**Goal**. Every line below that mentions the word "Days" should be copied out.

**Task input**.
►

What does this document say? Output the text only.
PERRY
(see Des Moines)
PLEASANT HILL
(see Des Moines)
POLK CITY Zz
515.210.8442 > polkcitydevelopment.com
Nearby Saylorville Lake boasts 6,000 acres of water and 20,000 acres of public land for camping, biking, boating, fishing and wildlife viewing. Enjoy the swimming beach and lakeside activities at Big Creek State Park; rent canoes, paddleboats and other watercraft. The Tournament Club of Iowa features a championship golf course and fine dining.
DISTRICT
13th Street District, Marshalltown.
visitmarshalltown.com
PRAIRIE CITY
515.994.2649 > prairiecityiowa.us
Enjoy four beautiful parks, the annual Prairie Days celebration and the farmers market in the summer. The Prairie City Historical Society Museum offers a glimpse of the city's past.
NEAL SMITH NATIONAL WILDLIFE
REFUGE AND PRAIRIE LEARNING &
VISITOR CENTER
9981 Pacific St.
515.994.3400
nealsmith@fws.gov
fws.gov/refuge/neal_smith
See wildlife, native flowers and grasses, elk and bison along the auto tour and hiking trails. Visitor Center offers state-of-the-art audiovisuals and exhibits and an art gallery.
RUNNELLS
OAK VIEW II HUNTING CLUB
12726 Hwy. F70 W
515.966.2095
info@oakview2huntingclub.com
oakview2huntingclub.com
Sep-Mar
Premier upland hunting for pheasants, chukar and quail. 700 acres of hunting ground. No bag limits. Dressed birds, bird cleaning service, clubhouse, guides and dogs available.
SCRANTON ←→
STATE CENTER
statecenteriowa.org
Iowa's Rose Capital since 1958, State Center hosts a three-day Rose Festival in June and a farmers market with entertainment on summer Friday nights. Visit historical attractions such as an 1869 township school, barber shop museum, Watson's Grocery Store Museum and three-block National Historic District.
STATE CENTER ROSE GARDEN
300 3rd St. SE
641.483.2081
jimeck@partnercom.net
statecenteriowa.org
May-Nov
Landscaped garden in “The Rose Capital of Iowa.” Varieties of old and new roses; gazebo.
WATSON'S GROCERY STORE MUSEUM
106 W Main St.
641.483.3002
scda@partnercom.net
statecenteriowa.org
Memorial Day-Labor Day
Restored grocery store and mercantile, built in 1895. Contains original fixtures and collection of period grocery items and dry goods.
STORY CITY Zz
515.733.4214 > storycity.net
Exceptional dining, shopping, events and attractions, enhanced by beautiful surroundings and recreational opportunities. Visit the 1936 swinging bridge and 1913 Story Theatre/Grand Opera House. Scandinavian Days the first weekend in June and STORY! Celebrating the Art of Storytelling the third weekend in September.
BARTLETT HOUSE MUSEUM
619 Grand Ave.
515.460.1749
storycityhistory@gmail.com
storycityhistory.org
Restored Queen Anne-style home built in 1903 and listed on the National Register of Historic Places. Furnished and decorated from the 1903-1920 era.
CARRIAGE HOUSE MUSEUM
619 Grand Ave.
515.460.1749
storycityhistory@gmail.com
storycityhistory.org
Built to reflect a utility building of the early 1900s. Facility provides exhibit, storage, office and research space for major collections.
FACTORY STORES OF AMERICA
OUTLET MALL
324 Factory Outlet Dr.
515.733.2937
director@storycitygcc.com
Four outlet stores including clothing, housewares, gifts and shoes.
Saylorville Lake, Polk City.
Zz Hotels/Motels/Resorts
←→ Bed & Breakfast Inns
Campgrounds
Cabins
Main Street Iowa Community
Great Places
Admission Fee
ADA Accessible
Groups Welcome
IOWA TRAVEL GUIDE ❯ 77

◄

**Correct result**.
Enjoy four beautiful parks, the annual Prairie Days celebration and the farmers market in the summer. The Prairie City Historical Society Museum offers a glimpse of the city's past.
Exceptional dining, shopping, events and attractions, enhanced by beautiful surroundings and recreational opportunities. Visit the 1936 swinging bridge and 1913 Story Theatre/Grand Opera House. Scandinavian Days the first weekend in June and STORY! Celebrating the Art of Storytelling the third weekend in September.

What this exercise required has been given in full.